» **Exercise description**
Return all the entries exactly, keeping pictures out.

--- Begin Data provided ---

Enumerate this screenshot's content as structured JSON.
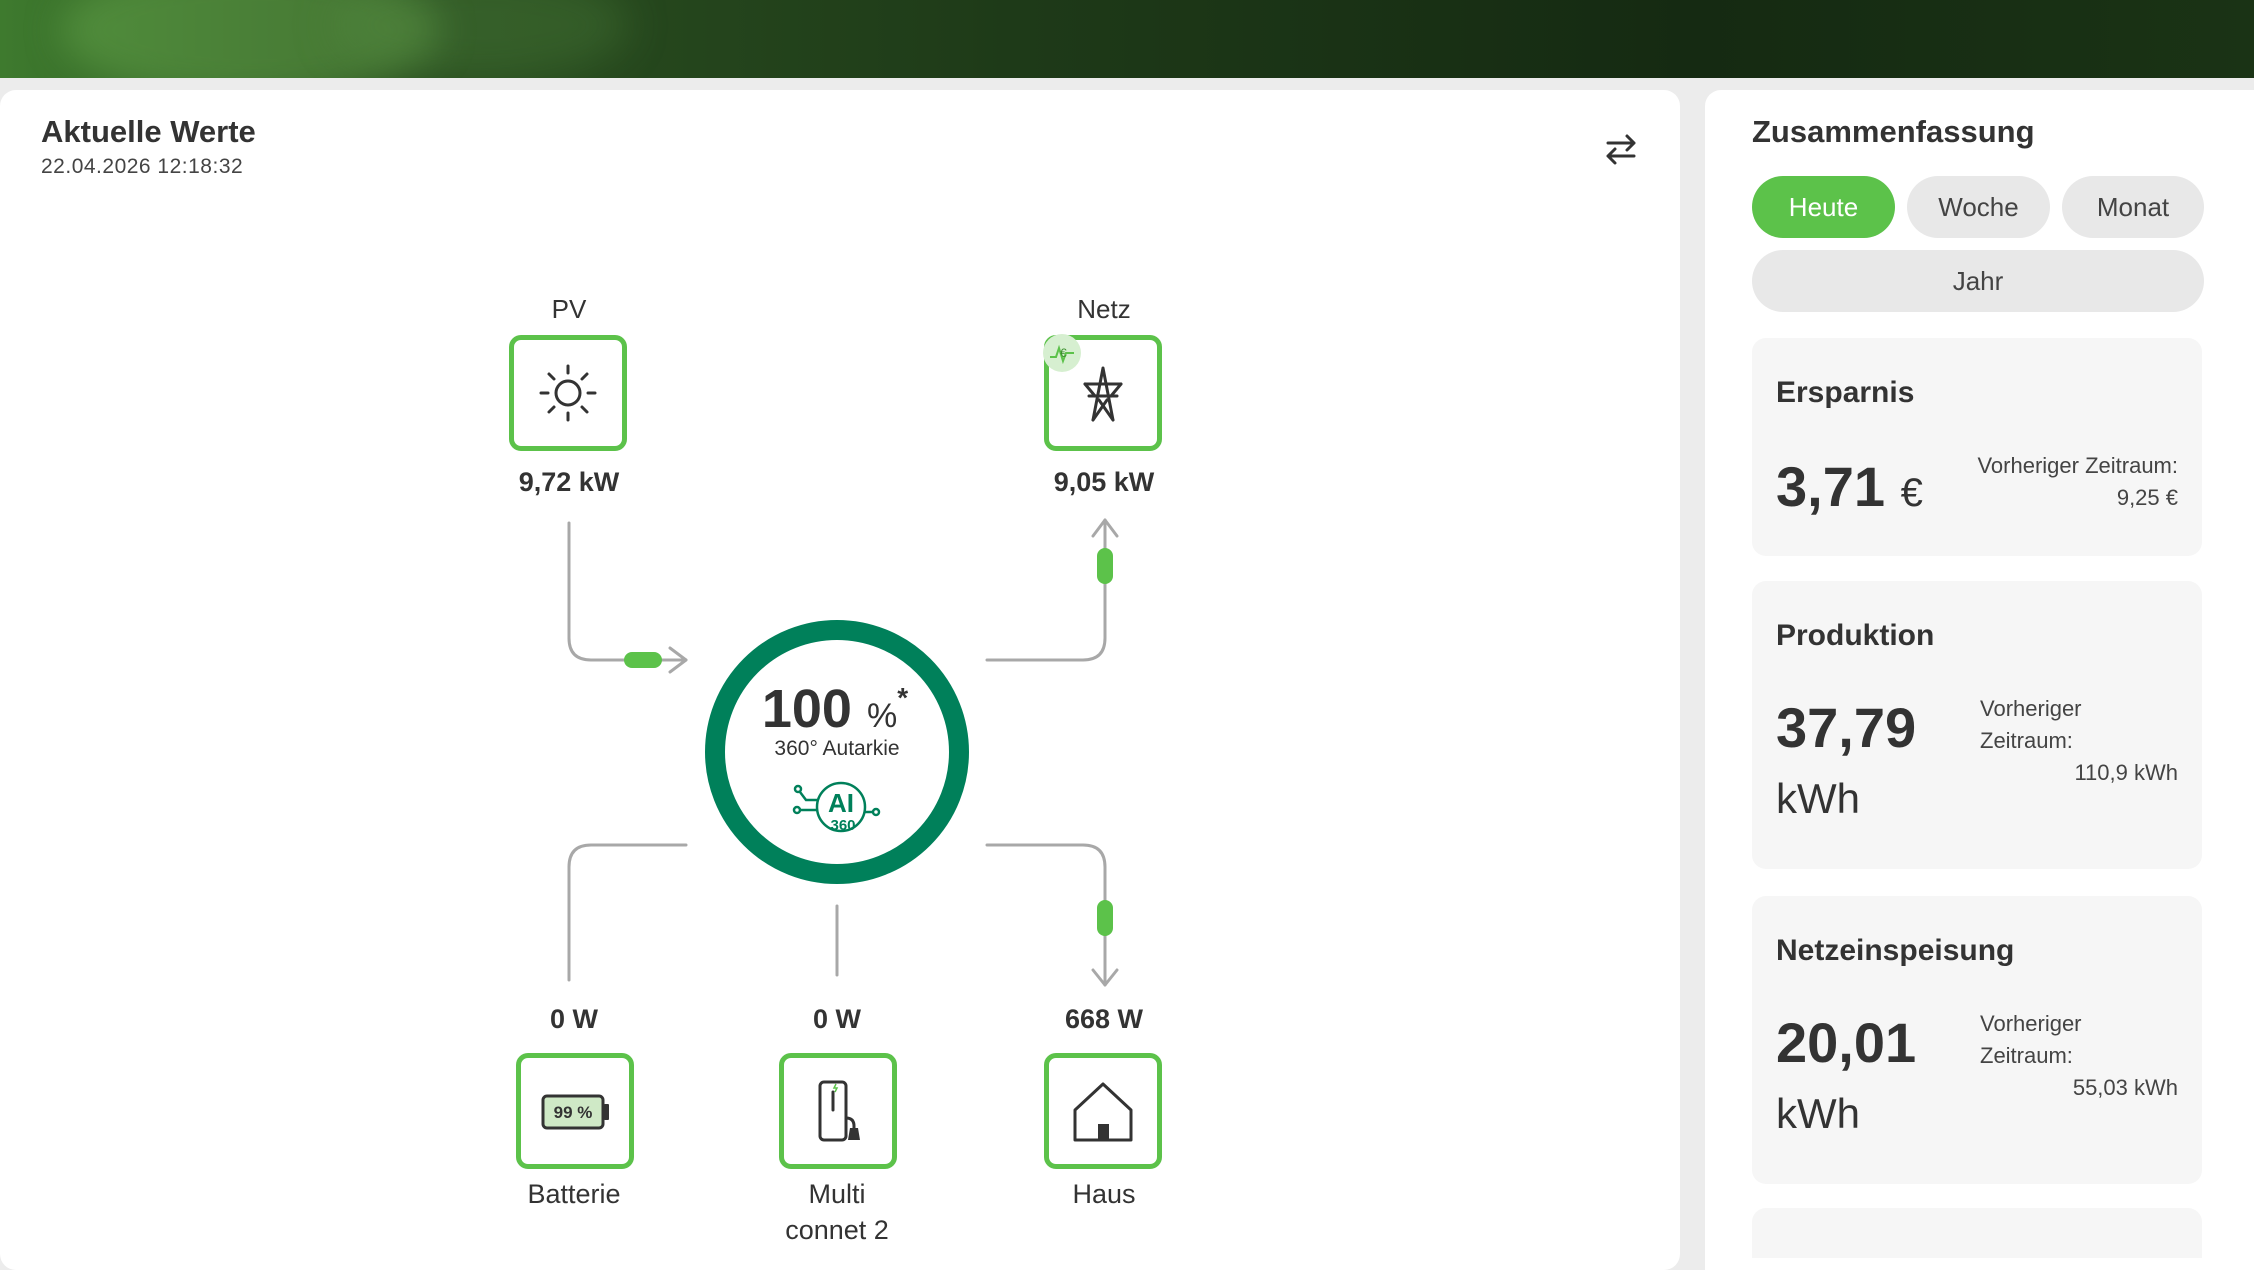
{
  "current": {
    "title": "Aktuelle Werte",
    "timestamp": "22.04.2026 12:18:32"
  },
  "nodes": {
    "pv": {
      "label": "PV",
      "value": "9,72 kW"
    },
    "grid": {
      "label": "Netz",
      "value": "9,05 kW"
    },
    "battery": {
      "value": "0 W",
      "name": "Batterie",
      "soc": "99 %"
    },
    "wallbox": {
      "value": "0 W",
      "name_line1": "Multi",
      "name_line2": "connet 2"
    },
    "house": {
      "value": "668 W",
      "name": "Haus"
    }
  },
  "autarky": {
    "value": "100",
    "unit": "%",
    "star": "*",
    "label": "360° Autarkie",
    "badge_text": "AI",
    "badge_sub": "360"
  },
  "summary": {
    "title": "Zusammenfassung",
    "periods": [
      "Heute",
      "Woche",
      "Monat",
      "Jahr"
    ],
    "active_period": "Heute",
    "savings": {
      "title": "Ersparnis",
      "value": "3,71",
      "unit": "€",
      "prev_label": "Vorheriger Zeitraum:",
      "prev_value": "9,25 €"
    },
    "production": {
      "title": "Produktion",
      "value": "37,79",
      "unit": "kWh",
      "prev_label_line1": "Vorheriger",
      "prev_label_line2": "Zeitraum:",
      "prev_value": "110,9 kWh"
    },
    "feed_in": {
      "title": "Netzeinspeisung",
      "value": "20,01",
      "unit": "kWh",
      "prev_label_line1": "Vorheriger",
      "prev_label_line2": "Zeitraum:",
      "prev_value": "55,03 kWh"
    }
  },
  "colors": {
    "accent": "#5cc24a",
    "ring": "#00805a",
    "line": "#a8a8a8"
  }
}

--- End Data provided ---

» **Expected output**
Enumerate this screenshot's content as structured JSON.
{
  "current": {
    "title": "Aktuelle Werte",
    "timestamp": "22.04.2026 12:18:32"
  },
  "nodes": {
    "pv": {
      "label": "PV",
      "value": "9,72 kW"
    },
    "grid": {
      "label": "Netz",
      "value": "9,05 kW"
    },
    "battery": {
      "value": "0 W",
      "name": "Batterie",
      "soc": "99 %"
    },
    "wallbox": {
      "value": "0 W",
      "name_line1": "Multi",
      "name_line2": "connet 2"
    },
    "house": {
      "value": "668 W",
      "name": "Haus"
    }
  },
  "autarky": {
    "value": "100",
    "unit": "%",
    "star": "*",
    "label": "360° Autarkie",
    "badge_text": "AI",
    "badge_sub": "360"
  },
  "summary": {
    "title": "Zusammenfassung",
    "periods": [
      "Heute",
      "Woche",
      "Monat",
      "Jahr"
    ],
    "active_period": "Heute",
    "savings": {
      "title": "Ersparnis",
      "value": "3,71",
      "unit": "€",
      "prev_label": "Vorheriger Zeitraum:",
      "prev_value": "9,25 €"
    },
    "production": {
      "title": "Produktion",
      "value": "37,79",
      "unit": "kWh",
      "prev_label_line1": "Vorheriger",
      "prev_label_line2": "Zeitraum:",
      "prev_value": "110,9 kWh"
    },
    "feed_in": {
      "title": "Netzeinspeisung",
      "value": "20,01",
      "unit": "kWh",
      "prev_label_line1": "Vorheriger",
      "prev_label_line2": "Zeitraum:",
      "prev_value": "55,03 kWh"
    }
  },
  "colors": {
    "accent": "#5cc24a",
    "ring": "#00805a",
    "line": "#a8a8a8"
  }
}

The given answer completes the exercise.